* WHAT YOU SHOULD DO *
Return the data below unchanged. Drop any pictures.

* Stored dataset items *
::::::

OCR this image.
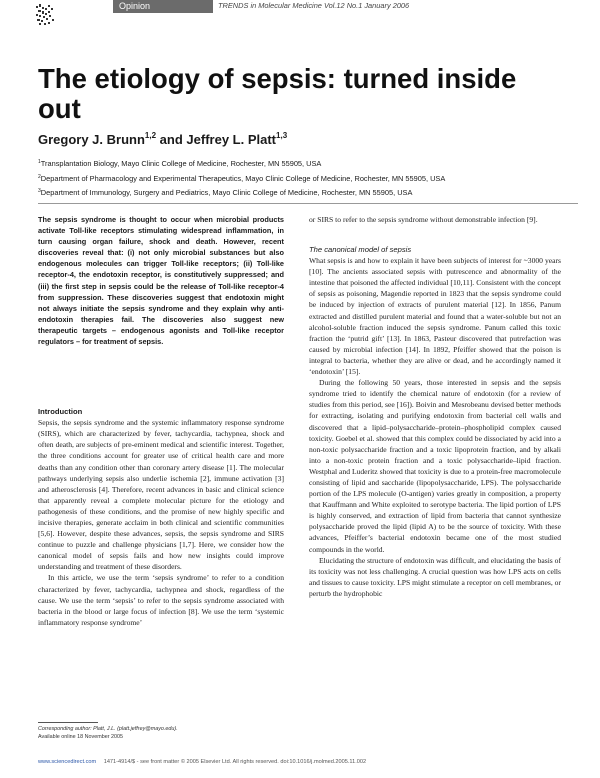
Opinion	TRENDS in Molecular Medicine Vol.12 No.1 January 2006
The etiology of sepsis: turned inside out
Gregory J. Brunn$^{1,2}$ and Jeffrey L. Platt$^{1,3}$
$^1$Transplantation Biology, Mayo Clinic College of Medicine, Rochester, MN 55905, USA
$^2$Department of Pharmacology and Experimental Therapeutics, Mayo Clinic College of Medicine, Rochester, MN 55905, USA
$^3$Department of Immunology, Surgery and Pediatrics, Mayo Clinic College of Medicine, Rochester, MN 55905, USA

The sepsis syndrome is thought to occur when microbial products activate Toll-like receptors stimulating widespread inflammation, in turn causing organ failure, shock and death. However, recent discoveries reveal that: (i) not only microbial substances but also endogenous molecules can trigger Toll-like receptors; (ii) Toll-like receptor-4, the endotoxin receptor, is constitutively suppressed; and (iii) the first step in sepsis could be the release of Toll-like receptor-4 from suppression. These discoveries suggest that endotoxin might not always initiate the sepsis syndrome and they explain why anti-endotoxin therapies fail. The discoveries also suggest new therapeutic targets – endogenous agonists and Toll-like receptor regulators – for treatment of sepsis.

Introduction

Sepsis, the sepsis syndrome and the systemic inflammatory response syndrome (SIRS), which are characterized by fever, tachycardia, tachypnea, shock and often death, are subjects of pre-eminent medical and scientific interest. Together, the three conditions account for greater use of critical health care and more deaths than any condition other than coronary artery disease [1]. The molecular pathways underlying sepsis also underlie ischemia [2], immune activation [3] and atherosclerosis [4]. Therefore, recent advances in basic and clinical science that apparently reveal a complete molecular picture for the etiology and pathogenesis of these conditions, and the promise of new highly specific and incisive therapies, generate acclaim in both clinical and scientific communities [5,6]. However, despite these advances, sepsis, the sepsis syndrome and SIRS continue to puzzle and challenge physicians [1,7]. Here, we consider how the canonical model of sepsis fails and how new insights could improve understanding and treatment of these disorders.

In this article, we use the term ‘sepsis syndrome’ to refer to a condition characterized by fever, tachycardia, tachypnea and shock, regardless of the cause. We use the term ‘sepsis’ to refer to the sepsis syndrome associated with bacteria in the blood or large focus of infection [8]. We use the term ‘systemic inflammatory response syndrome’

or SIRS to refer to the sepsis syndrome without demonstrable infection [9].

The canonical model of sepsis

What sepsis is and how to explain it have been subjects of interest for ~3000 years [10]. The ancients associated sepsis with putrescence and abnormality of the intestine that poisoned the affected individual [10,11]. Consistent with the concept of sepsis as poisoning, Magendie reported in 1823 that the sepsis syndrome could be induced by injection of extracts of purulent material [12]. In 1856, Panum extracted and distilled purulent material and found that a water-soluble but not an alcohol-soluble fraction induced the sepsis syndrome. Panum called this toxic fraction the ‘putrid gift’ [13]. In 1863, Pasteur discovered that putrefaction was caused by microbial infection [14]. In 1892, Pfeiffer showed that the poison is integral to bacteria, whether they are alive or dead, and he accordingly named it ‘endotoxin’ [15].

During the following 50 years, those interested in sepsis and the sepsis syndrome tried to identify the chemical nature of endotoxin (for a review of studies from this period, see [16]). Boivin and Mesrobeanu devised better methods for extracting, isolating and purifying endotoxin from bacterial cell walls and discovered that a lipid–polysaccharide–protein–phospholipid complex caused toxicity. Goebel et al. showed that this complex could be dissociated by acid into a non-toxic polysaccharide fraction and a toxic lipoprotein fraction, and by alkali into a non-toxic protein fraction and a toxic polysaccharide–lipid fraction. Westphal and Luderitz showed that toxicity is due to a protein-free macromolecule consisting of lipid and saccharide (lipopolysaccharide, LPS). The polysaccharide portion of the LPS molecule (O-antigen) varies greatly in composition, a property that Kauffmann and White exploited to serotype bacteria. The lipid portion of LPS is highly conserved, and extraction of lipid from bacteria that cannot synthesize polysaccharide proved the lipid (lipid A) to be the source of toxicity. With these advances, Pfeiffer’s bacterial endotoxin became one of the most studied compounds in the world.

Elucidating the structure of endotoxin was difficult, and elucidating the basis of its toxicity was not less challenging. A crucial question was how LPS acts on cells and tissues to cause toxicity. LPS might stimulate a receptor on cell membranes, or perturb the hydrophobic

Corresponding author: Platt, J.L. (platt.jeffrey@mayo.edu).
Available online 18 November 2005
www.sciencedirect.com 1471-4914/$ - see front matter © 2005 Elsevier Ltd. All rights reserved. doi:10.1016/j.molmed.2005.11.002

::::::

* ANSWER SPACE *
OCR this image.
Opinion	TRENDS in Molecular Medicine Vol.12 No.1 January 2006
The etiology of sepsis: turned inside out
Gregory J. Brunn$^{1,2}$ and Jeffrey L. Platt$^{1,3}$
$^1$Transplantation Biology, Mayo Clinic College of Medicine, Rochester, MN 55905, USA
$^2$Department of Pharmacology and Experimental Therapeutics, Mayo Clinic College of Medicine, Rochester, MN 55905, USA
$^3$Department of Immunology, Surgery and Pediatrics, Mayo Clinic College of Medicine, Rochester, MN 55905, USA

The sepsis syndrome is thought to occur when microbial products activate Toll-like receptors stimulating widespread inflammation, in turn causing organ failure, shock and death. However, recent discoveries reveal that: (i) not only microbial substances but also endogenous molecules can trigger Toll-like receptors; (ii) Toll-like receptor-4, the endotoxin receptor, is constitutively suppressed; and (iii) the first step in sepsis could be the release of Toll-like receptor-4 from suppression. These discoveries suggest that endotoxin might not always initiate the sepsis syndrome and they explain why anti-endotoxin therapies fail. The discoveries also suggest new therapeutic targets – endogenous agonists and Toll-like receptor regulators – for treatment of sepsis.

Introduction

Sepsis, the sepsis syndrome and the systemic inflammatory response syndrome (SIRS), which are characterized by fever, tachycardia, tachypnea, shock and often death, are subjects of pre-eminent medical and scientific interest. Together, the three conditions account for greater use of critical health care and more deaths than any condition other than coronary artery disease [1]. The molecular pathways underlying sepsis also underlie ischemia [2], immune activation [3] and atherosclerosis [4]. Therefore, recent advances in basic and clinical science that apparently reveal a complete molecular picture for the etiology and pathogenesis of these conditions, and the promise of new highly specific and incisive therapies, generate acclaim in both clinical and scientific communities [5,6]. However, despite these advances, sepsis, the sepsis syndrome and SIRS continue to puzzle and challenge physicians [1,7]. Here, we consider how the canonical model of sepsis fails and how new insights could improve understanding and treatment of these disorders.

In this article, we use the term ‘sepsis syndrome’ to refer to a condition characterized by fever, tachycardia, tachypnea and shock, regardless of the cause. We use the term ‘sepsis’ to refer to the sepsis syndrome associated with bacteria in the blood or large focus of infection [8]. We use the term ‘systemic inflammatory response syndrome’

or SIRS to refer to the sepsis syndrome without demonstrable infection [9].

The canonical model of sepsis

What sepsis is and how to explain it have been subjects of interest for ~3000 years [10]. The ancients associated sepsis with putrescence and abnormality of the intestine that poisoned the affected individual [10,11]. Consistent with the concept of sepsis as poisoning, Magendie reported in 1823 that the sepsis syndrome could be induced by injection of extracts of purulent material [12]. In 1856, Panum extracted and distilled purulent material and found that a water-soluble but not an alcohol-soluble fraction induced the sepsis syndrome. Panum called this toxic fraction the ‘putrid gift’ [13]. In 1863, Pasteur discovered that putrefaction was caused by microbial infection [14]. In 1892, Pfeiffer showed that the poison is integral to bacteria, whether they are alive or dead, and he accordingly named it ‘endotoxin’ [15].

During the following 50 years, those interested in sepsis and the sepsis syndrome tried to identify the chemical nature of endotoxin (for a review of studies from this period, see [16]). Boivin and Mesrobeanu devised better methods for extracting, isolating and purifying endotoxin from bacterial cell walls and discovered that a lipid–polysaccharide–protein–phospholipid complex caused toxicity. Goebel et al. showed that this complex could be dissociated by acid into a non-toxic polysaccharide fraction and a toxic lipoprotein fraction, and by alkali into a non-toxic protein fraction and a toxic polysaccharide–lipid fraction. Westphal and Luderitz showed that toxicity is due to a protein-free macromolecule consisting of lipid and saccharide (lipopolysaccharide, LPS). The polysaccharide portion of the LPS molecule (O-antigen) varies greatly in composition, a property that Kauffmann and White exploited to serotype bacteria. The lipid portion of LPS is highly conserved, and extraction of lipid from bacteria that cannot synthesize polysaccharide proved the lipid (lipid A) to be the source of toxicity. With these advances, Pfeiffer’s bacterial endotoxin became one of the most studied compounds in the world.

Elucidating the structure of endotoxin was difficult, and elucidating the basis of its toxicity was not less challenging. A crucial question was how LPS acts on cells and tissues to cause toxicity. LPS might stimulate a receptor on cell membranes, or perturb the hydrophobic

Corresponding author: Platt, J.L. (platt.jeffrey@mayo.edu).
Available online 18 November 2005
www.sciencedirect.com 1471-4914/$ - see front matter © 2005 Elsevier Ltd. All rights reserved. doi:10.1016/j.molmed.2005.11.002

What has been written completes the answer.